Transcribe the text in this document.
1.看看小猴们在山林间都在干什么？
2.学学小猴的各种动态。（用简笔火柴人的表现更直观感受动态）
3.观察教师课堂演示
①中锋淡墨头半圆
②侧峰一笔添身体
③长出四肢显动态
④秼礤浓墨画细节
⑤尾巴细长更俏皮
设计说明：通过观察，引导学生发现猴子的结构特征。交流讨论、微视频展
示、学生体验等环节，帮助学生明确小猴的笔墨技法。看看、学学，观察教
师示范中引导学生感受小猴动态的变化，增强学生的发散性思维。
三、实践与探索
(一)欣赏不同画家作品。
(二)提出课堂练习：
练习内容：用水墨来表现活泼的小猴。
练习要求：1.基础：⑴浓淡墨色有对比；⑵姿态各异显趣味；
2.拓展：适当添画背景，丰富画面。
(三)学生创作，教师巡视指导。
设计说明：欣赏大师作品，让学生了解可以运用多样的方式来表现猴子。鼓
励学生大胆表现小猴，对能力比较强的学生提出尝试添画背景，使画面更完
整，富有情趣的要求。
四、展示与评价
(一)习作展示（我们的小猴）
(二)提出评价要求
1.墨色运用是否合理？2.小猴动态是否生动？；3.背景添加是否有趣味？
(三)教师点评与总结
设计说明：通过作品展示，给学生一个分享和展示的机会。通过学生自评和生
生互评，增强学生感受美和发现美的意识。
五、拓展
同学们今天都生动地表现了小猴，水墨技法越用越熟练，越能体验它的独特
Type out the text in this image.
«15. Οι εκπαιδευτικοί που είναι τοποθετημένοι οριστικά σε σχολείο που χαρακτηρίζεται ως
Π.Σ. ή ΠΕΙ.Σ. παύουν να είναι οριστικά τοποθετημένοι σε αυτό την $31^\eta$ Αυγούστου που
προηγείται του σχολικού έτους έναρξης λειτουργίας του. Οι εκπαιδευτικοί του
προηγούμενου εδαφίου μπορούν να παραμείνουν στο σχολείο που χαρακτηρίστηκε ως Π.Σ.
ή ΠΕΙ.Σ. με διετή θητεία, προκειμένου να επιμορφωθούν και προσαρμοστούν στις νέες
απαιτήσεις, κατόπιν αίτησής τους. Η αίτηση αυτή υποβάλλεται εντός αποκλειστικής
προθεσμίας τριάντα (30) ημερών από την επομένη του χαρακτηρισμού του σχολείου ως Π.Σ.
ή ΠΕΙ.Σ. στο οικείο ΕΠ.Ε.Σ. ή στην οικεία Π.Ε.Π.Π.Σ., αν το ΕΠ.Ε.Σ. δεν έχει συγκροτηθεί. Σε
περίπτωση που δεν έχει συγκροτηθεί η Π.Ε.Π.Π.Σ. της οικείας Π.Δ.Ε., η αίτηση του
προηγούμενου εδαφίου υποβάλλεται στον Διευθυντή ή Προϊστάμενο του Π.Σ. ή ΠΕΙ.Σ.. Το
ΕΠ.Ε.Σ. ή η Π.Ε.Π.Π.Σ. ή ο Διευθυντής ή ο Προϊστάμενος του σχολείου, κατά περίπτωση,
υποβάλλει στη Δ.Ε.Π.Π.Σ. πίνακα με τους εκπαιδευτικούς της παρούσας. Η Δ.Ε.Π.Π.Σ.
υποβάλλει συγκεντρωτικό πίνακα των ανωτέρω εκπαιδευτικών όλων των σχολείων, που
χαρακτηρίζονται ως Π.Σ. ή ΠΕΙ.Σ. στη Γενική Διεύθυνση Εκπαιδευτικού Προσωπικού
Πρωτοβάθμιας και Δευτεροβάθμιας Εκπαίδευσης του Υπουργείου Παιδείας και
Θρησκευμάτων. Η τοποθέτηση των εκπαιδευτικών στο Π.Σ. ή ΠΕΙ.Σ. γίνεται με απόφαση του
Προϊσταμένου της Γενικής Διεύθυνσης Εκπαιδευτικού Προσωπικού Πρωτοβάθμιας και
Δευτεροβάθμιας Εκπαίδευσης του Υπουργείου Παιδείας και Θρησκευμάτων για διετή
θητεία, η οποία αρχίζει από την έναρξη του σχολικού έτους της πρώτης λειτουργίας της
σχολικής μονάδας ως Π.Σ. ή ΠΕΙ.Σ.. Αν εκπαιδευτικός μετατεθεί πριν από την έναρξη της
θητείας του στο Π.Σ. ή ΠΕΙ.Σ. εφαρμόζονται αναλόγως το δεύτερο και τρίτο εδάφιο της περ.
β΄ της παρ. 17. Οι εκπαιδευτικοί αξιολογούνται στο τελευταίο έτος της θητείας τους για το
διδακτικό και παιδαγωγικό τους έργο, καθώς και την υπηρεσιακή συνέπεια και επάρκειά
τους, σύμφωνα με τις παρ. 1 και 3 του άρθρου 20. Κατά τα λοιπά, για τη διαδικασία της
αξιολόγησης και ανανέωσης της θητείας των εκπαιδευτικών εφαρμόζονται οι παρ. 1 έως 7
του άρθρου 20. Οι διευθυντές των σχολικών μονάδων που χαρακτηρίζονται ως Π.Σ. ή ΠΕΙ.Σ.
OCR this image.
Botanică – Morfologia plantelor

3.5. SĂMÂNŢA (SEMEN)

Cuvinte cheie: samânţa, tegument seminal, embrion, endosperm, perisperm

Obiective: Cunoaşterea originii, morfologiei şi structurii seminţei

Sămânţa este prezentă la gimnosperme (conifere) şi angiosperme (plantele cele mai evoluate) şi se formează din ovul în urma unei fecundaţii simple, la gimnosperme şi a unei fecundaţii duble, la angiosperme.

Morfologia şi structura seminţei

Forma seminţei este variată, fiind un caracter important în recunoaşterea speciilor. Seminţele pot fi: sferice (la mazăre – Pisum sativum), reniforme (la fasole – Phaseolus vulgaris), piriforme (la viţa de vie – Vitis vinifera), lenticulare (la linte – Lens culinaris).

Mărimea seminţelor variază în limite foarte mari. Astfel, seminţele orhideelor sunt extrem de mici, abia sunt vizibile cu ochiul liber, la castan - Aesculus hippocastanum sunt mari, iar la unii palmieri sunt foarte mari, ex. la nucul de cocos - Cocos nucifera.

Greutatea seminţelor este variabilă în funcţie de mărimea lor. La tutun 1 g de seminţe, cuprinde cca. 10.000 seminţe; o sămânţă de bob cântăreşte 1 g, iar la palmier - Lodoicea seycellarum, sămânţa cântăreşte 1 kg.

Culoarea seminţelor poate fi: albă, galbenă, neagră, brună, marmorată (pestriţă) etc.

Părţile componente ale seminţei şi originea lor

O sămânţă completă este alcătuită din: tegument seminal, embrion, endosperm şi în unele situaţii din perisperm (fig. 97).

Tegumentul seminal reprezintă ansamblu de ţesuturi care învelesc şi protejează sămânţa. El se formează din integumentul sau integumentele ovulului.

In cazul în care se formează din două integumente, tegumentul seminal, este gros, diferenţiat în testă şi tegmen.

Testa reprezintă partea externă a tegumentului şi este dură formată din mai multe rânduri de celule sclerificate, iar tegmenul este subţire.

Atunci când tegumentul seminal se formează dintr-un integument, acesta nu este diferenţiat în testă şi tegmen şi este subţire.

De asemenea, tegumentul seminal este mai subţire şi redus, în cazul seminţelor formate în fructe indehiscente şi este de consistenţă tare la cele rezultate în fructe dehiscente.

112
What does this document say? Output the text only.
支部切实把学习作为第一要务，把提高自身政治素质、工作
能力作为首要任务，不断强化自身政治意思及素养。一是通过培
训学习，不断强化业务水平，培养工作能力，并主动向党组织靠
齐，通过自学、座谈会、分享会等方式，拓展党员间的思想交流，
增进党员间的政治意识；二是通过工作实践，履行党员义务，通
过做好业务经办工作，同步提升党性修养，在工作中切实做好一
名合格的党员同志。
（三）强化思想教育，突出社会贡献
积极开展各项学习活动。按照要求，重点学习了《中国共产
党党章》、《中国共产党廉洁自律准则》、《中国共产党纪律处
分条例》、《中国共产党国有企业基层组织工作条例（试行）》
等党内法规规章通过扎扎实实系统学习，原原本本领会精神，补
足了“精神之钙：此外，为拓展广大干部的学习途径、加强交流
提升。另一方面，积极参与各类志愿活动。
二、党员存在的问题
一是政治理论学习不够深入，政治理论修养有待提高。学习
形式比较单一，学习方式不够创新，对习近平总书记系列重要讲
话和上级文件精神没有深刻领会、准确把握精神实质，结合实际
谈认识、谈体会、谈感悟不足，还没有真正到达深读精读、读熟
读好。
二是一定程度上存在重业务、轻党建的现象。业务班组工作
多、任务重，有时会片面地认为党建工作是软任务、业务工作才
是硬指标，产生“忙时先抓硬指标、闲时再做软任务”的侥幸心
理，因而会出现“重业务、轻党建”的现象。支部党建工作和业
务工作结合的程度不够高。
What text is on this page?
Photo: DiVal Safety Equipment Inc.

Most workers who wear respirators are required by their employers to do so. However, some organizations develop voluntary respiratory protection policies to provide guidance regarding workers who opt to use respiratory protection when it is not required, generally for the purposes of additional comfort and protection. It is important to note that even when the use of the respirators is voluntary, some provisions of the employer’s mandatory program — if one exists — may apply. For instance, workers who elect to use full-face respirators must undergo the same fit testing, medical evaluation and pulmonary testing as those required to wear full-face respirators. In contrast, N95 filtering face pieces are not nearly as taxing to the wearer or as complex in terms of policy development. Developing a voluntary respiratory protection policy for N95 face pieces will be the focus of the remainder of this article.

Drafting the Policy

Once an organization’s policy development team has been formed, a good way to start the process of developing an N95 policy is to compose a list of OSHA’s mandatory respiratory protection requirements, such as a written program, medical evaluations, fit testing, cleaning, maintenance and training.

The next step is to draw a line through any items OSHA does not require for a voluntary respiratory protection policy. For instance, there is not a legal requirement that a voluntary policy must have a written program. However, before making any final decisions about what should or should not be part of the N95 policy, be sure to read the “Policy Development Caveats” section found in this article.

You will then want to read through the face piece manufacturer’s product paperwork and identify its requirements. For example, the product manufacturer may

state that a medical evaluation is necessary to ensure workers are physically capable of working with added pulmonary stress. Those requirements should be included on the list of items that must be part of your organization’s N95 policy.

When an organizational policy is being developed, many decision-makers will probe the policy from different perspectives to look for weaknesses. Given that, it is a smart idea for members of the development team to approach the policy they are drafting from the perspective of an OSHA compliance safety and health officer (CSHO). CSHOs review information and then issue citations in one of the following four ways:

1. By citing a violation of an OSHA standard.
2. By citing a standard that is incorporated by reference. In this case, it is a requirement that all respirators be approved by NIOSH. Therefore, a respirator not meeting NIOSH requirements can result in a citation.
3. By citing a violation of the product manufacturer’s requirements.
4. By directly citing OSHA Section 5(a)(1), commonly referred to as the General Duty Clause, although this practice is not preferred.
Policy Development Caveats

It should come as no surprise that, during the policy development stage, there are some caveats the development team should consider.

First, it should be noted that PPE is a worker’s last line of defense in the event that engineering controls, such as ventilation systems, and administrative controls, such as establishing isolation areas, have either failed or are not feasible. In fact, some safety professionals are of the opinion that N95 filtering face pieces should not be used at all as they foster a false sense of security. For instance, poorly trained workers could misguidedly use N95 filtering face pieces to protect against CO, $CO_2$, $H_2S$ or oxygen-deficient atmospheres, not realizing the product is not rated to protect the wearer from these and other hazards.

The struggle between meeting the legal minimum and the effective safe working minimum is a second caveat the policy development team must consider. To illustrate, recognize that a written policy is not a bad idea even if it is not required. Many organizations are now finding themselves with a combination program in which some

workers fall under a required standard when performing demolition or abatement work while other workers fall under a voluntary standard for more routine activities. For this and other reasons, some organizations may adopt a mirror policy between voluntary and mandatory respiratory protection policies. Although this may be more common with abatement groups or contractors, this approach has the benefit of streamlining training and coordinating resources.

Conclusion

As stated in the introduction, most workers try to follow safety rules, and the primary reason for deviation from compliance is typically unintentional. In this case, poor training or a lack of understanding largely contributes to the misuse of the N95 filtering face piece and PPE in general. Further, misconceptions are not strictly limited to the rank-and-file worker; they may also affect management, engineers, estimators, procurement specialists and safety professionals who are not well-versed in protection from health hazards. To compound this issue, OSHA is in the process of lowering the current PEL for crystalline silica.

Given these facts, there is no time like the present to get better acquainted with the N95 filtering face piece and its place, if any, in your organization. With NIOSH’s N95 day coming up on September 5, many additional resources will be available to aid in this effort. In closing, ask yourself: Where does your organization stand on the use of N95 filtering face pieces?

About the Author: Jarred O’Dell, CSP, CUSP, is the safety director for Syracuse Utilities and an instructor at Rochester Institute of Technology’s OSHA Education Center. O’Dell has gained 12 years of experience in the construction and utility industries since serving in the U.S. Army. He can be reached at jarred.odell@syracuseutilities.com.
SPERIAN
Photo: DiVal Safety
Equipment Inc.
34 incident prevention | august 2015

DO THIS » Where a line contains the string "εφαρμόζονται", extract that line.

SOLUTION FOR THIS PROBLEM »
θητείας του στο Π.Σ. ή ΠΕΙ.Σ. εφαρμόζονται αναλόγως το δεύτερο και τρίτο εδάφιο της περ.
αξιολόγησης και ανανέωσης της θητείας των εκπαιδευτικών εφαρμόζονται οι παρ. 1 έως 7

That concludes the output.